- [WHAT YOU WILL DO]
Out of the lines below, please list those that hold the string "name".

- [GIVEN RECORDS]
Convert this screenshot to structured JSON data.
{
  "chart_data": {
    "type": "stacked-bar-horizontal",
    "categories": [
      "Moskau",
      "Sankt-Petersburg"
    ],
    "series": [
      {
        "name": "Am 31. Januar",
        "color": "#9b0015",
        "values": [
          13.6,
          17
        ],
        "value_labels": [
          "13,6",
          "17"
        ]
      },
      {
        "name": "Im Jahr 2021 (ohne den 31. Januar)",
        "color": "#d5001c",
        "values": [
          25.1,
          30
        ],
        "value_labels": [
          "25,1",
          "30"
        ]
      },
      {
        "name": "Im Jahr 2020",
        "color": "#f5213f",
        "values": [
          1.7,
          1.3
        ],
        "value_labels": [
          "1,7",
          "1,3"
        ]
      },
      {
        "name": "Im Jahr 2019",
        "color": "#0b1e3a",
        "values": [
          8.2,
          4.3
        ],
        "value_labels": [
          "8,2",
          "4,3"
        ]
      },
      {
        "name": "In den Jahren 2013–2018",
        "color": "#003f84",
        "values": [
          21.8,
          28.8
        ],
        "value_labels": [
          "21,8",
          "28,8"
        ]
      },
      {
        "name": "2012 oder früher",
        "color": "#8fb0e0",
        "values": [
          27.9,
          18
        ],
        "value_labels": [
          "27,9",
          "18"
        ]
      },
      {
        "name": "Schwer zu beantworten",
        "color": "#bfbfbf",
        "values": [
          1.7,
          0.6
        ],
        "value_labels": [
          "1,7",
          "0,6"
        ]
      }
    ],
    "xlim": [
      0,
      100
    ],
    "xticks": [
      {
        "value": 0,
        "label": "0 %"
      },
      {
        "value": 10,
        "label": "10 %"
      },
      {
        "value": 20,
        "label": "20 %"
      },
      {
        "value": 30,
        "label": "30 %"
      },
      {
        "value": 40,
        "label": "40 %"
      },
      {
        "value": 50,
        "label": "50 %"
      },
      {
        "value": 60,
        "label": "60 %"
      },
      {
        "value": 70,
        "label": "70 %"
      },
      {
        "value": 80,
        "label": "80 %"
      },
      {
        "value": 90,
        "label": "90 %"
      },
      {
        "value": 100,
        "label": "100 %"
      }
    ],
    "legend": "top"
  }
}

- [THE OUTPUT]
        "name": "Am 31. Januar",
        "name": "Im Jahr 2021 (ohne den 31. Januar)",
        "name": "Im Jahr 2020",
        "name": "Im Jahr 2019",
        "name": "In den Jahren 2013–2018",
        "name": "2012 oder früher",
        "name": "Schwer zu beantworten",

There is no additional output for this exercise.